Task to complete:
Below is a block of records. Copy every line in it that contains the word "content".

Records from a collection of figures:

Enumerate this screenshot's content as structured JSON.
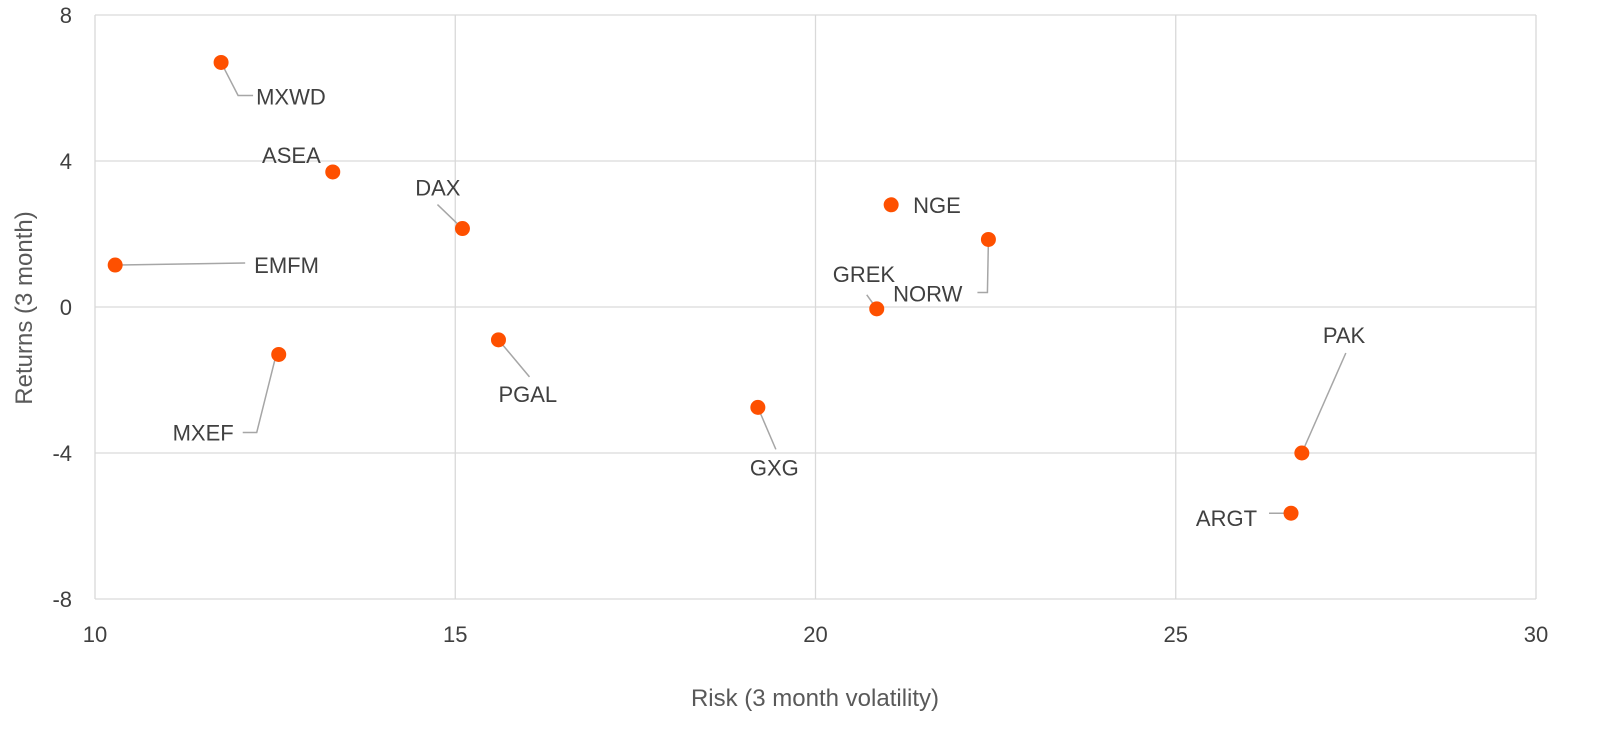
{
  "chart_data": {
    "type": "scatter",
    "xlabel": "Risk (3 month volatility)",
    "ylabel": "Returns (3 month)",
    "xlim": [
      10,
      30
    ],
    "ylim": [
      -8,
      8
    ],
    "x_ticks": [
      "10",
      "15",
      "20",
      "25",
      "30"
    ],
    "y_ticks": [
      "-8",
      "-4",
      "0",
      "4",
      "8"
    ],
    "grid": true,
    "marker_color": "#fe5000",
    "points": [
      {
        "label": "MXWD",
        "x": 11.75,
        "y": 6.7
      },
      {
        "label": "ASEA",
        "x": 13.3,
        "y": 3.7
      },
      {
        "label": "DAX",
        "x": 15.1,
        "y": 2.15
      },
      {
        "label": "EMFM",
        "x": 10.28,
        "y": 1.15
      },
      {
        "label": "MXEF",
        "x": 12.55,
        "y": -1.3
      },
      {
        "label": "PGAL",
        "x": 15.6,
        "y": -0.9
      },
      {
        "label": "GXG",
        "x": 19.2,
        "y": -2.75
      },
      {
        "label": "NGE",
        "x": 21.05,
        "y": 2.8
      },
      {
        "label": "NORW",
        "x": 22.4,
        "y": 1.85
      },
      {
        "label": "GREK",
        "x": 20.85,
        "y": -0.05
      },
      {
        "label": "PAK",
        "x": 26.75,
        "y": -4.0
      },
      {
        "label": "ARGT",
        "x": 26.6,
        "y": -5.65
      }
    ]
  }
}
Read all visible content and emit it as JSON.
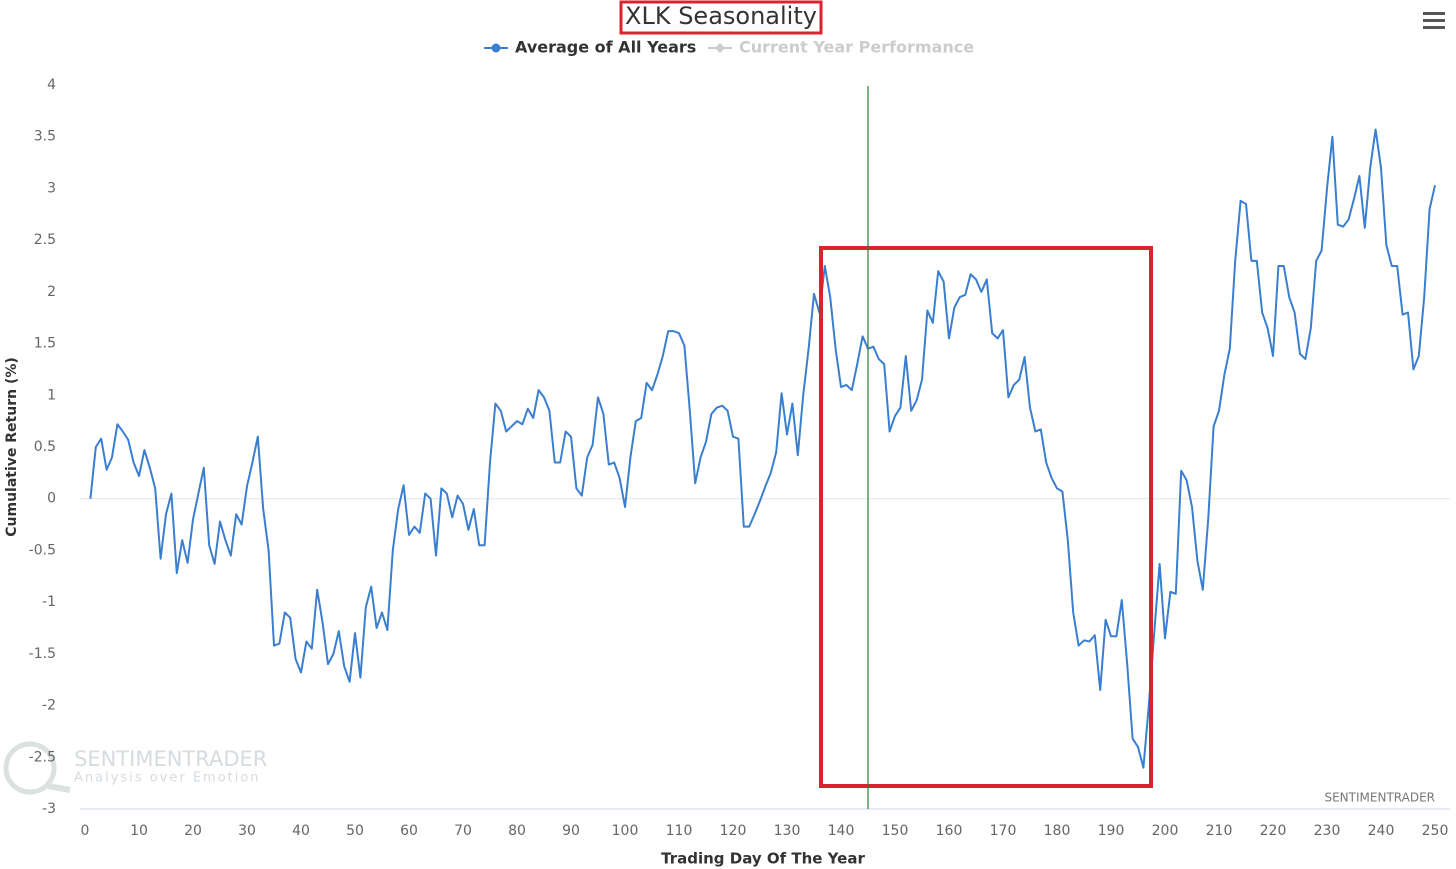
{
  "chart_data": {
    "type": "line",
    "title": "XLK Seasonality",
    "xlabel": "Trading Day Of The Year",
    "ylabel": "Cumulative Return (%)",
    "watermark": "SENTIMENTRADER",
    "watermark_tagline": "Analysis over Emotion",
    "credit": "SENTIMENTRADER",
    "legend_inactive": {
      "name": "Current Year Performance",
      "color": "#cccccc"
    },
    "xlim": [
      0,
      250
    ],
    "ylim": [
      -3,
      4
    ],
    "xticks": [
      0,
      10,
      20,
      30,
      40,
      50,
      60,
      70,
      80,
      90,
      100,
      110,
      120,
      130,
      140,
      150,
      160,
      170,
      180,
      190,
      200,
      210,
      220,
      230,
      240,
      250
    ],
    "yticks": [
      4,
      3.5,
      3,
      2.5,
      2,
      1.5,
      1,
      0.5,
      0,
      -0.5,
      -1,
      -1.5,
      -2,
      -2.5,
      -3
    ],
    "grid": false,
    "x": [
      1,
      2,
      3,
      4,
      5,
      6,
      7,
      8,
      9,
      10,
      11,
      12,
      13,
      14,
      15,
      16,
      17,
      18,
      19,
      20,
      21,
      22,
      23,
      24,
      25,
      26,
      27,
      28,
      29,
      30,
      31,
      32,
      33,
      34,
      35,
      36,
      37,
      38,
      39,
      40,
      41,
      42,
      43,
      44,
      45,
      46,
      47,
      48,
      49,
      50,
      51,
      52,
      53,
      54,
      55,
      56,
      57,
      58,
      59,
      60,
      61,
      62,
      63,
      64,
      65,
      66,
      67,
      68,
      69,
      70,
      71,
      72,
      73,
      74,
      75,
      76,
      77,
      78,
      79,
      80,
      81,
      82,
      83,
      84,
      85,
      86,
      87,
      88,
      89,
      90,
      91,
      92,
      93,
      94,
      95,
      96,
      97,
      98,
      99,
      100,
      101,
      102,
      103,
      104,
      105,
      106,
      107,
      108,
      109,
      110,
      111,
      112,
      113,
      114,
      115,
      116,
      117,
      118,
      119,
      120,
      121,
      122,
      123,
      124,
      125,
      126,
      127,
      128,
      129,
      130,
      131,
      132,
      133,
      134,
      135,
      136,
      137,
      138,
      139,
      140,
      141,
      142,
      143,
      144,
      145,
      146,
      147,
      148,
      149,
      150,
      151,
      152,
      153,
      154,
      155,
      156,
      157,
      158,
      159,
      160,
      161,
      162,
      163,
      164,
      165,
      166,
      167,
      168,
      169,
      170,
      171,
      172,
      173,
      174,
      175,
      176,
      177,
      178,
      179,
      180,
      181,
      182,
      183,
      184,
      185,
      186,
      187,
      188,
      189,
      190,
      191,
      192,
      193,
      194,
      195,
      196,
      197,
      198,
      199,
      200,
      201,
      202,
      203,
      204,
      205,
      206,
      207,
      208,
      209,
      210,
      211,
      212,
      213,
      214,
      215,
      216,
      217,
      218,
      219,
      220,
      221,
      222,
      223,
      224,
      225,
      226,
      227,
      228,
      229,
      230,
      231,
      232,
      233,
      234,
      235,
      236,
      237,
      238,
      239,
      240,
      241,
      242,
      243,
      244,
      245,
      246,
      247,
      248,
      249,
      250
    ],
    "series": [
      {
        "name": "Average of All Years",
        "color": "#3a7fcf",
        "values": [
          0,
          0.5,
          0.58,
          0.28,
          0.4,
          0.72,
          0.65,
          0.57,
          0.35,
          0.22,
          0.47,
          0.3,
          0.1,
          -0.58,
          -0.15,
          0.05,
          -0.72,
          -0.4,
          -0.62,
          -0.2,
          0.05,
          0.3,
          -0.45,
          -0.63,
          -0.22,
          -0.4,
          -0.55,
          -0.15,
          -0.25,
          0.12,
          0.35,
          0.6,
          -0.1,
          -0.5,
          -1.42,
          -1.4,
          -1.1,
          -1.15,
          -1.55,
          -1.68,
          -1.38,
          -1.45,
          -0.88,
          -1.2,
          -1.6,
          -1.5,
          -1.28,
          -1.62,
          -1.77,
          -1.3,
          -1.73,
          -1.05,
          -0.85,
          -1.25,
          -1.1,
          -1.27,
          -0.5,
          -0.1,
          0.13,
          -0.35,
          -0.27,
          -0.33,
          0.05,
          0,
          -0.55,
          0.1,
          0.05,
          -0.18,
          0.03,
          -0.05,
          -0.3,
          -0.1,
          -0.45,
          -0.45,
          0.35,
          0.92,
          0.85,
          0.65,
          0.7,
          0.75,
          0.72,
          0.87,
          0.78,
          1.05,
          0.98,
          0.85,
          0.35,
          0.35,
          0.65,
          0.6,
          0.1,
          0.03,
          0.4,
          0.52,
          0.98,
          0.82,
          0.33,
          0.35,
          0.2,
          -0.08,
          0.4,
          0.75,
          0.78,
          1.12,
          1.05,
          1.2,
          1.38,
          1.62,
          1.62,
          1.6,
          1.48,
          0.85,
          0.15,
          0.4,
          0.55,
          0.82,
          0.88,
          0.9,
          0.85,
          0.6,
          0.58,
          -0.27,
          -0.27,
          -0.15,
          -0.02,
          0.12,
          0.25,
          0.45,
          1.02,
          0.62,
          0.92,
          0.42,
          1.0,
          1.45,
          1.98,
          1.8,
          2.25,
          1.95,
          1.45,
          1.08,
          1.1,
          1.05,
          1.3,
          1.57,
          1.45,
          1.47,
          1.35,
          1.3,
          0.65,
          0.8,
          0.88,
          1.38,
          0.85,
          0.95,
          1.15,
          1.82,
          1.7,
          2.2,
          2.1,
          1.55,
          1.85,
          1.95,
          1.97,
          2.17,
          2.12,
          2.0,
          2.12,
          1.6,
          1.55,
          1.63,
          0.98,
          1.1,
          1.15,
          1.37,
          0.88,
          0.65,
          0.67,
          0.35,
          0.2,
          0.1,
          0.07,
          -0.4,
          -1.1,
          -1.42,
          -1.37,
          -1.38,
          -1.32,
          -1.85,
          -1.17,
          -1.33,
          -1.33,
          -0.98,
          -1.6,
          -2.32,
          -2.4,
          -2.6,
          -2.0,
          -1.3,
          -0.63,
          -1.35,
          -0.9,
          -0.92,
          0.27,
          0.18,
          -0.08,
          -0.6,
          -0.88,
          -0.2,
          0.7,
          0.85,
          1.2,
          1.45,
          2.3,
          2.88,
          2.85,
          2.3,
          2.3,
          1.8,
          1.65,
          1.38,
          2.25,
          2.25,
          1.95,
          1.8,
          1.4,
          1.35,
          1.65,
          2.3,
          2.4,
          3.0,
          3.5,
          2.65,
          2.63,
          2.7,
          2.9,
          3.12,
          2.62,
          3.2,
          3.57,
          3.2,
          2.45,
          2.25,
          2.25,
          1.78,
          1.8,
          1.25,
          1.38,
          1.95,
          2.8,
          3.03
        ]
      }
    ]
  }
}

Task solution:
Enumerate this screenshot's content as structured JSON.
Read all visible content and emit it as JSON.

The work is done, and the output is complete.